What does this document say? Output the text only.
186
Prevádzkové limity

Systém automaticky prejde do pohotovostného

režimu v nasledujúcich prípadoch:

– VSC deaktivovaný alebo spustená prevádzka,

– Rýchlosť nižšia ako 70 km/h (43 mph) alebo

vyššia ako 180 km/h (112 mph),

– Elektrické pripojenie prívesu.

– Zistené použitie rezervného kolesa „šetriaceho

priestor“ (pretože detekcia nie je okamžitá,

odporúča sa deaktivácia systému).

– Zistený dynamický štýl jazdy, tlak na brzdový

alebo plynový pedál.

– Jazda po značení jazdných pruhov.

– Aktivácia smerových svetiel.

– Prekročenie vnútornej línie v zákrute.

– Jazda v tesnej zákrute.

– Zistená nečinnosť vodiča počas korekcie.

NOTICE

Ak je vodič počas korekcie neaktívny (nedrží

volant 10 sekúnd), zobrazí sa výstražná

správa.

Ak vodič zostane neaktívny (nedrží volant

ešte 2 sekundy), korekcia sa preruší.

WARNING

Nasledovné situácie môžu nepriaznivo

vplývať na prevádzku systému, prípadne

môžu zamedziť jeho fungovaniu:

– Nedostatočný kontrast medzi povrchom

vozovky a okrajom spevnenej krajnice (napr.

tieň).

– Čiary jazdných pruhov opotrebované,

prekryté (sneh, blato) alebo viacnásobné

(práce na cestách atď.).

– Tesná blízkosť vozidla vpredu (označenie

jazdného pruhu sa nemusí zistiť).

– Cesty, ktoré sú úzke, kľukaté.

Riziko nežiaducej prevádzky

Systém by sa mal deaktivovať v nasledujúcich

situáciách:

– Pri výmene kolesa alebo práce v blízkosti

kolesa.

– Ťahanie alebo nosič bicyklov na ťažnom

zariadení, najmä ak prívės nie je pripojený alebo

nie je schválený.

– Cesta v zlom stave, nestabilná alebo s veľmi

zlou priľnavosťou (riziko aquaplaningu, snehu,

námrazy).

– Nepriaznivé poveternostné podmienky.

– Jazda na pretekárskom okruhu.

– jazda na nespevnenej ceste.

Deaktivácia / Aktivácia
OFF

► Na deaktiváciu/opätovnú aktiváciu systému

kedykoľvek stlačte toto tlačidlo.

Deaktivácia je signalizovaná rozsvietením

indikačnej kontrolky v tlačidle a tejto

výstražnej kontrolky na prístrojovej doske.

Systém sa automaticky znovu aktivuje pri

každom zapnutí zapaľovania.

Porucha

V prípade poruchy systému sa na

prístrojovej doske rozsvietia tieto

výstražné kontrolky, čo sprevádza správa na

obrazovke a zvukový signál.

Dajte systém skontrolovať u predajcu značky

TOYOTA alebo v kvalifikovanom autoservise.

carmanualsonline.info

####################

What the task asks: Reproduce every line from the entries that holds the word "doske".

The solution:
výstražnej kontrolky na prístrojovej doske.
prístrojovej doske rozsvietia tieto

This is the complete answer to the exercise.